TEXTE PROPOSÉ
Le tourisme sexuel, les voyages exotiques, les Beaufs, le « guide du routard », le racisme, la Thaïlande, Cuba, le groupe « Aurore », les pratiques SM, la violence des banlieues, l'aporie du monothéisme... Et là, les remarques acides du célibataire vaguement « egothrope » vautré devant la téloche ou « Hot video » - quand il ne lit pas Auguste Comte - font mal. En elles se concentre toute l'ambiguïté du romancier donnant à son dévastateur héros son propre prénom : médiocrité assumée (voire revendiquée) ou cliché caricatural ? Où commence la fiction, où s'arrêtent les thèses personnelles de l'auteur ? Allez savoir ! Impliqué dans le boulot marketing de Valérie et son boss, Jean-Yves, débauchés par le groupe Aurore pour redorer la cote de certains clubs du bout du monde en mal de fréquentation, les propos de Michel ne ménagent rien ni personne. Les « connards humanitaires protestants » du Guide du Routard (une présentation qui sent son procès !) comme les naturopathes et les écologistes. On croit avoir affaire à un chassé-croisé entre le 99 francs de Beigbeder et Les belles-âmes de Salvayre. Comme si une même fatalité du bonheur pesait au-dessus des quelques moments de plaisir que chacun parvenait à arracher à sa carcasse. Déni de paternité, refus de complaisance à soi s'agglutinent ainsi à la jouissance entendue comme dernière médiation authentique entre corps et esprit avant le grand ménage ultime.

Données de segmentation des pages
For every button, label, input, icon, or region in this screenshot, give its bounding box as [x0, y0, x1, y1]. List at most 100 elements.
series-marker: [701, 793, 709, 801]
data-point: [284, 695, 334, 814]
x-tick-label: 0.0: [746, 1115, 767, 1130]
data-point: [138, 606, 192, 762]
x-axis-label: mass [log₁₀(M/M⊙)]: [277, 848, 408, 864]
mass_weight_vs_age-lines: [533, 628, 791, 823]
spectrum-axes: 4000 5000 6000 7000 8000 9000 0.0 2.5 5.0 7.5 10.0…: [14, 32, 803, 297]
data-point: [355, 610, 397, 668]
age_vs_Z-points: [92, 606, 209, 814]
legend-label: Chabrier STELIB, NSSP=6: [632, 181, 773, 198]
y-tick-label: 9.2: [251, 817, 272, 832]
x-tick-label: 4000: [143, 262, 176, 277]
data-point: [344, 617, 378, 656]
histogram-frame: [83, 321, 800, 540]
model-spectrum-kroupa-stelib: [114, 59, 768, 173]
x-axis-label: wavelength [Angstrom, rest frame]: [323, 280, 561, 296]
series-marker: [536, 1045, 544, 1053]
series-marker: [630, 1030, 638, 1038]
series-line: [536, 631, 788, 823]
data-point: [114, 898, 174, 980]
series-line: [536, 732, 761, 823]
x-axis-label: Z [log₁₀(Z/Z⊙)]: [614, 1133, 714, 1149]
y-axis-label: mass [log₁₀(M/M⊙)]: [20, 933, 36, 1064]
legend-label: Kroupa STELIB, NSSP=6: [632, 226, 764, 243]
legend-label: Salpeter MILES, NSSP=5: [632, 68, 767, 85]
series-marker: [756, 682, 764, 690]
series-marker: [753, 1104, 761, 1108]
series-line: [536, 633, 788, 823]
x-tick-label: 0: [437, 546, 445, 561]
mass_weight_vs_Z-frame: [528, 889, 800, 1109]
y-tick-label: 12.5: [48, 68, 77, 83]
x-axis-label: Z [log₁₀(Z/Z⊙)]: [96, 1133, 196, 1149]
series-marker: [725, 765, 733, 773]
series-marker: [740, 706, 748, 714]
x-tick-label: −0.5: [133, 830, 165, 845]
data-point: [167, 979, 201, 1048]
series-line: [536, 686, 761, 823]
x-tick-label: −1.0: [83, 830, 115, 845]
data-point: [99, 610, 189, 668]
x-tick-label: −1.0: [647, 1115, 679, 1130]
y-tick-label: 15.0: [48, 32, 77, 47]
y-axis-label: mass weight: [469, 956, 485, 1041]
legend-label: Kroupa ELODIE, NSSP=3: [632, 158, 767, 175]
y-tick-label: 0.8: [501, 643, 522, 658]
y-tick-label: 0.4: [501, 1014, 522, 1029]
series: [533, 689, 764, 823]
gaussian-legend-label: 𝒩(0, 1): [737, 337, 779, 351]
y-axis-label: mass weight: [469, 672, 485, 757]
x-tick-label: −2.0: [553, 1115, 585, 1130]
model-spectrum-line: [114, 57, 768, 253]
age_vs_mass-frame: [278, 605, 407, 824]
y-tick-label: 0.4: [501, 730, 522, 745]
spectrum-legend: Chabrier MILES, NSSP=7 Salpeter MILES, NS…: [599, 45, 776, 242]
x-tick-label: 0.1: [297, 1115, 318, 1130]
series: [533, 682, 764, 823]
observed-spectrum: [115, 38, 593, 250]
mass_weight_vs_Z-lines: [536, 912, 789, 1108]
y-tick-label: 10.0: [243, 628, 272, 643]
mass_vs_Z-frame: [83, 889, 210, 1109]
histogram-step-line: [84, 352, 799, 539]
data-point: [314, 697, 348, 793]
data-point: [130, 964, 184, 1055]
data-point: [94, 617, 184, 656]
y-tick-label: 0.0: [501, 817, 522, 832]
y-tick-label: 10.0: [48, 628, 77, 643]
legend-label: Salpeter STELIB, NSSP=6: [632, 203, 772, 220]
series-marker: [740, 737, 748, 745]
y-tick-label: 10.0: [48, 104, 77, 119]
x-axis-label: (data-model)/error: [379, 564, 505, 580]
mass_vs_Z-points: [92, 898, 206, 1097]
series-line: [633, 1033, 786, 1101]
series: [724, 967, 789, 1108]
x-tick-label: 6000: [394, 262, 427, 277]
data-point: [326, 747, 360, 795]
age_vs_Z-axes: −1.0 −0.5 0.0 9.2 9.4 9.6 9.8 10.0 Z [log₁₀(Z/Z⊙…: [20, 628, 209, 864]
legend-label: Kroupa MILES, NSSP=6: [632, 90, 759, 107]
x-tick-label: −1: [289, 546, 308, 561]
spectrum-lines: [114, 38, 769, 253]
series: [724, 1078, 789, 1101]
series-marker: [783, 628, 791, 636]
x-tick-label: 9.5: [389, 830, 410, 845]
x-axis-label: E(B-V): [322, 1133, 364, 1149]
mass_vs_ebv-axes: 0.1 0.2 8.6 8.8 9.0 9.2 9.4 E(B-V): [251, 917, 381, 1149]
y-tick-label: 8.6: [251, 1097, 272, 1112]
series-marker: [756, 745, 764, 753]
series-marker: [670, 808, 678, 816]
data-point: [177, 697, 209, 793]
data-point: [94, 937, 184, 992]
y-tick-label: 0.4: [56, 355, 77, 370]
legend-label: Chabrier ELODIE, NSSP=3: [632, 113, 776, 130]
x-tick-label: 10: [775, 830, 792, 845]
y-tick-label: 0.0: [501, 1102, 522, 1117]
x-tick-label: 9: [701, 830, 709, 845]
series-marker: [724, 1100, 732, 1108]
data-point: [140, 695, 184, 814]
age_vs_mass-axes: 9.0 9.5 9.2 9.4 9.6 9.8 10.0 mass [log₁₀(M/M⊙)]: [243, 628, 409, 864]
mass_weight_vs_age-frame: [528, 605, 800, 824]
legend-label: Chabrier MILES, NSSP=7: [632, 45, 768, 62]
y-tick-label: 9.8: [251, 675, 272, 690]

CE QU'IL FAUT FAIRE
Relevez tous les personnages du roman désignés par leur prénom dans le texte proposé.

CORRIGÉ
Le texte nomme trois personnages : Michel, le héros, puis Valérie et son patron, Jean-Yves.